:: WHAT THE EXERCISE ASKS ::
Extract every line that contains the word "RISC".
* start RAW DATA *
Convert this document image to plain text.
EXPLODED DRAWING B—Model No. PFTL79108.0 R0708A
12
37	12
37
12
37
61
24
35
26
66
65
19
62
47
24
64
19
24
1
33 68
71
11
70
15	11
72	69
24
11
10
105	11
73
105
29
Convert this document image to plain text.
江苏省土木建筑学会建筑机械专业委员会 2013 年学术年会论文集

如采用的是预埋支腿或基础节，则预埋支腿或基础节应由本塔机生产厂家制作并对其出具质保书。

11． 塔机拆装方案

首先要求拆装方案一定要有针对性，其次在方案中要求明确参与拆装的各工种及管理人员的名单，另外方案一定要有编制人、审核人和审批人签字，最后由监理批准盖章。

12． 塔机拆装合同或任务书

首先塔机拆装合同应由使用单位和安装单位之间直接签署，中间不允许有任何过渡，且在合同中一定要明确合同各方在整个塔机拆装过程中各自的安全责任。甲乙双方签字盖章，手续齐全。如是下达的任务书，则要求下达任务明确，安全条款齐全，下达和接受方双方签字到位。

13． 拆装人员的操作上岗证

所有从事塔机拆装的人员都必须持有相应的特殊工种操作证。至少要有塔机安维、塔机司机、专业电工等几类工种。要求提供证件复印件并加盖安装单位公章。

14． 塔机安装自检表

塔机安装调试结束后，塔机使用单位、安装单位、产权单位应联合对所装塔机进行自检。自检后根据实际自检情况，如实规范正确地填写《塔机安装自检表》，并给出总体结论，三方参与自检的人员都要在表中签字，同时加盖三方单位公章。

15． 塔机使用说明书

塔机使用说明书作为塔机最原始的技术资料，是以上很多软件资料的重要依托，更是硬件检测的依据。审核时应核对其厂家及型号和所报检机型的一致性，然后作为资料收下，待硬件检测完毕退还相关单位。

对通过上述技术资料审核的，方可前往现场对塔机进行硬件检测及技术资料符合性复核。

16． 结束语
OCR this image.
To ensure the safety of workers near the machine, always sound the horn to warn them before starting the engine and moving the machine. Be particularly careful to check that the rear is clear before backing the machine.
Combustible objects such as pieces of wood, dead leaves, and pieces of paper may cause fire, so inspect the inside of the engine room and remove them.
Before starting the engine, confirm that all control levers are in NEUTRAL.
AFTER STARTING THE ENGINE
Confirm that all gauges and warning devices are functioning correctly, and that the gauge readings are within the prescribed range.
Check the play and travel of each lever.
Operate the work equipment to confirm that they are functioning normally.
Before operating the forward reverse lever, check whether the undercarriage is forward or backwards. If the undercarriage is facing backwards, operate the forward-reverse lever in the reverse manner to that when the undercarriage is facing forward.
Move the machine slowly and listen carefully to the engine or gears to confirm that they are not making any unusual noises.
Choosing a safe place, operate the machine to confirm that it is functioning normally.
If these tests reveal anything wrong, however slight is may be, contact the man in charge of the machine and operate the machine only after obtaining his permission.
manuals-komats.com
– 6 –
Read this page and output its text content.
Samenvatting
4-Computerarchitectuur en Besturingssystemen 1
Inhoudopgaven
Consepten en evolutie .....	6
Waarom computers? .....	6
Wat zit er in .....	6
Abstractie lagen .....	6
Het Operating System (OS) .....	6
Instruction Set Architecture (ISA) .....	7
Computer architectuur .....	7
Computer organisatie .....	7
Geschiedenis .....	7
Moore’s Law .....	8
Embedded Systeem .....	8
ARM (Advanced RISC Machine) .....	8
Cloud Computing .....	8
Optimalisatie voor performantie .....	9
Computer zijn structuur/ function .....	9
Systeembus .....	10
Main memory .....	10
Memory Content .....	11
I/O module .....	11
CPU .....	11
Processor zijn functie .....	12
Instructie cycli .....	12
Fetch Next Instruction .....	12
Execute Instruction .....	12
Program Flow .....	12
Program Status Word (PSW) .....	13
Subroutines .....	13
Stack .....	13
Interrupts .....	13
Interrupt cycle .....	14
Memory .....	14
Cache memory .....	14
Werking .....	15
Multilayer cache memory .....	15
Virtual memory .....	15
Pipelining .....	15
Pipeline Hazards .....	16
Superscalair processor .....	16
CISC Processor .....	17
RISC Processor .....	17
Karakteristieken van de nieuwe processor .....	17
* end RAW DATA *
:: RESULT ::
ARM (Advanced RISC Machine) .....	8
RISC Processor .....	17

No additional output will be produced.